Extracts from a graphics dataset
--- Start ---

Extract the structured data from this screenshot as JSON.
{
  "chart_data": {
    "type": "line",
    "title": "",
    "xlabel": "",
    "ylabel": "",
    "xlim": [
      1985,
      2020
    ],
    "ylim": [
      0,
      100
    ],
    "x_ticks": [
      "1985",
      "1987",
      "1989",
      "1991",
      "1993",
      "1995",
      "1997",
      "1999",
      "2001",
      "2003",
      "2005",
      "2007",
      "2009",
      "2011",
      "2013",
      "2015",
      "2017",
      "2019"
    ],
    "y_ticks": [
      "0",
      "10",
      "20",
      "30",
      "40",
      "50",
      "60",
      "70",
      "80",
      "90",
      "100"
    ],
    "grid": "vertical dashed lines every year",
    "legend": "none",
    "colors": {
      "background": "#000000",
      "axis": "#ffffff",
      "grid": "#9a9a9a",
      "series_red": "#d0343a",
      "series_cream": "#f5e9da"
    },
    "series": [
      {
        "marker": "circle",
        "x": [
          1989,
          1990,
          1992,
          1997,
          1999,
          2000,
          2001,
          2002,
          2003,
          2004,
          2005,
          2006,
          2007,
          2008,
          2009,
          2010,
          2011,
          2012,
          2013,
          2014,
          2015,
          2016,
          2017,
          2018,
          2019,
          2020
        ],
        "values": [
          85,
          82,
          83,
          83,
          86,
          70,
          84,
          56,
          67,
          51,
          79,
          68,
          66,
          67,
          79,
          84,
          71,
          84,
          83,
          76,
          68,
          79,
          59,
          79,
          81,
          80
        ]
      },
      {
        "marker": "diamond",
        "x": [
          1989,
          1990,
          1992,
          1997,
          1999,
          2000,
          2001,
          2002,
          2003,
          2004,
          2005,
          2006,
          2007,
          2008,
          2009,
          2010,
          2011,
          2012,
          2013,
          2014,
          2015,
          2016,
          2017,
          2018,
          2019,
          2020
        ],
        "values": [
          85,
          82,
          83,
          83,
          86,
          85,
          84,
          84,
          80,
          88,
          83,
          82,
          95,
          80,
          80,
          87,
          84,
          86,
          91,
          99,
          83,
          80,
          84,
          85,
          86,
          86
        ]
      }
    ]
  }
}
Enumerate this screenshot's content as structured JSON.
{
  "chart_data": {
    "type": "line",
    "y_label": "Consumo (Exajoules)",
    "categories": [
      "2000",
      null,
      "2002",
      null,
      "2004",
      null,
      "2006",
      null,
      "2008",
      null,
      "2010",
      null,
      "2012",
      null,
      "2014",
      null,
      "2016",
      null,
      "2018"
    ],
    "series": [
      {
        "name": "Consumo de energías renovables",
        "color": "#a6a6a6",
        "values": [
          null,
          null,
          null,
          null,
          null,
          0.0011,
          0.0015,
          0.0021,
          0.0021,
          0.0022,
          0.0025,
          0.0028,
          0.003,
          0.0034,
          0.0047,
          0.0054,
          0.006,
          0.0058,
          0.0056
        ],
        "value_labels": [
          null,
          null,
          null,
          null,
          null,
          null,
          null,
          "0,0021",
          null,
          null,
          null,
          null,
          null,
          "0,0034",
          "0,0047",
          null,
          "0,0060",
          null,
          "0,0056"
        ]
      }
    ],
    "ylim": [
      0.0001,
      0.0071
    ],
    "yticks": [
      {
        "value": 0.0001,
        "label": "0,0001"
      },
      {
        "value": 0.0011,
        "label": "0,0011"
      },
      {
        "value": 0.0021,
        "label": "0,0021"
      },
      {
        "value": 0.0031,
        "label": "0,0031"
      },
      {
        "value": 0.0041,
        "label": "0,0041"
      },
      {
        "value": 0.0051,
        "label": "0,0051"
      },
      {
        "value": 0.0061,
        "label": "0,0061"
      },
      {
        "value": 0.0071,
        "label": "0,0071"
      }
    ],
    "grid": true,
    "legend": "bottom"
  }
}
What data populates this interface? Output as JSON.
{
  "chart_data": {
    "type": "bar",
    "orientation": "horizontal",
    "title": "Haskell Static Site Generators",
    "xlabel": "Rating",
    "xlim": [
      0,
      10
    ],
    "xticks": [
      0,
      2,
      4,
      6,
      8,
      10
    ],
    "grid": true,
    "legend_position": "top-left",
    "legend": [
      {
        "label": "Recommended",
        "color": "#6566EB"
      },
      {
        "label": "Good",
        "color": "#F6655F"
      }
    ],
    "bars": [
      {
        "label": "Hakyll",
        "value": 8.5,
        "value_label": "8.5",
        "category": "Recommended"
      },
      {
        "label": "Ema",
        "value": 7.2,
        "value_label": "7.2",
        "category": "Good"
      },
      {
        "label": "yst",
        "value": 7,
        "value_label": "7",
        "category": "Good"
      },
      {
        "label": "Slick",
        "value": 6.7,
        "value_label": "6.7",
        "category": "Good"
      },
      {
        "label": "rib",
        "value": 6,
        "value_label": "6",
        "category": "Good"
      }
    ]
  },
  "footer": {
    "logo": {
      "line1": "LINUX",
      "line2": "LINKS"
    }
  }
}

--- End ---

--- Brief ---
Quote the material exactly, leaving nothing out.

--- Completed task ---
Extract the structured data from this screenshot as JSON.
{
  "chart_data": {
    "type": "line",
    "title": "",
    "xlabel": "",
    "ylabel": "",
    "xlim": [
      1985,
      2020
    ],
    "ylim": [
      0,
      100
    ],
    "x_ticks": [
      "1985",
      "1987",
      "1989",
      "1991",
      "1993",
      "1995",
      "1997",
      "1999",
      "2001",
      "2003",
      "2005",
      "2007",
      "2009",
      "2011",
      "2013",
      "2015",
      "2017",
      "2019"
    ],
    "y_ticks": [
      "0",
      "10",
      "20",
      "30",
      "40",
      "50",
      "60",
      "70",
      "80",
      "90",
      "100"
    ],
    "grid": "vertical dashed lines every year",
    "legend": "none",
    "colors": {
      "background": "#000000",
      "axis": "#ffffff",
      "grid": "#9a9a9a",
      "series_red": "#d0343a",
      "series_cream": "#f5e9da"
    },
    "series": [
      {
        "marker": "circle",
        "x": [
          1989,
          1990,
          1992,
          1997,
          1999,
          2000,
          2001,
          2002,
          2003,
          2004,
          2005,
          2006,
          2007,
          2008,
          2009,
          2010,
          2011,
          2012,
          2013,
          2014,
          2015,
          2016,
          2017,
          2018,
          2019,
          2020
        ],
        "values": [
          85,
          82,
          83,
          83,
          86,
          70,
          84,
          56,
          67,
          51,
          79,
          68,
          66,
          67,
          79,
          84,
          71,
          84,
          83,
          76,
          68,
          79,
          59,
          79,
          81,
          80
        ]
      },
      {
        "marker": "diamond",
        "x": [
          1989,
          1990,
          1992,
          1997,
          1999,
          2000,
          2001,
          2002,
          2003,
          2004,
          2005,
          2006,
          2007,
          2008,
          2009,
          2010,
          2011,
          2012,
          2013,
          2014,
          2015,
          2016,
          2017,
          2018,
          2019,
          2020
        ],
        "values": [
          85,
          82,
          83,
          83,
          86,
          85,
          84,
          84,
          80,
          88,
          83,
          82,
          95,
          80,
          80,
          87,
          84,
          86,
          91,
          99,
          83,
          80,
          84,
          85,
          86,
          86
        ]
      }
    ]
  }
}
Enumerate this screenshot's content as structured JSON.
{
  "chart_data": {
    "type": "line",
    "y_label": "Consumo (Exajoules)",
    "categories": [
      "2000",
      null,
      "2002",
      null,
      "2004",
      null,
      "2006",
      null,
      "2008",
      null,
      "2010",
      null,
      "2012",
      null,
      "2014",
      null,
      "2016",
      null,
      "2018"
    ],
    "series": [
      {
        "name": "Consumo de energías renovables",
        "color": "#a6a6a6",
        "values": [
          null,
          null,
          null,
          null,
          null,
          0.0011,
          0.0015,
          0.0021,
          0.0021,
          0.0022,
          0.0025,
          0.0028,
          0.003,
          0.0034,
          0.0047,
          0.0054,
          0.006,
          0.0058,
          0.0056
        ],
        "value_labels": [
          null,
          null,
          null,
          null,
          null,
          null,
          null,
          "0,0021",
          null,
          null,
          null,
          null,
          null,
          "0,0034",
          "0,0047",
          null,
          "0,0060",
          null,
          "0,0056"
        ]
      }
    ],
    "ylim": [
      0.0001,
      0.0071
    ],
    "yticks": [
      {
        "value": 0.0001,
        "label": "0,0001"
      },
      {
        "value": 0.0011,
        "label": "0,0011"
      },
      {
        "value": 0.0021,
        "label": "0,0021"
      },
      {
        "value": 0.0031,
        "label": "0,0031"
      },
      {
        "value": 0.0041,
        "label": "0,0041"
      },
      {
        "value": 0.0051,
        "label": "0,0051"
      },
      {
        "value": 0.0061,
        "label": "0,0061"
      },
      {
        "value": 0.0071,
        "label": "0,0071"
      }
    ],
    "grid": true,
    "legend": "bottom"
  }
}
What data populates this interface? Output as JSON.
{
  "chart_data": {
    "type": "bar",
    "orientation": "horizontal",
    "title": "Haskell Static Site Generators",
    "xlabel": "Rating",
    "xlim": [
      0,
      10
    ],
    "xticks": [
      0,
      2,
      4,
      6,
      8,
      10
    ],
    "grid": true,
    "legend_position": "top-left",
    "legend": [
      {
        "label": "Recommended",
        "color": "#6566EB"
      },
      {
        "label": "Good",
        "color": "#F6655F"
      }
    ],
    "bars": [
      {
        "label": "Hakyll",
        "value": 8.5,
        "value_label": "8.5",
        "category": "Recommended"
      },
      {
        "label": "Ema",
        "value": 7.2,
        "value_label": "7.2",
        "category": "Good"
      },
      {
        "label": "yst",
        "value": 7,
        "value_label": "7",
        "category": "Good"
      },
      {
        "label": "Slick",
        "value": 6.7,
        "value_label": "6.7",
        "category": "Good"
      },
      {
        "label": "rib",
        "value": 6,
        "value_label": "6",
        "category": "Good"
      }
    ]
  },
  "footer": {
    "logo": {
      "line1": "LINUX",
      "line2": "LINKS"
    }
  }
}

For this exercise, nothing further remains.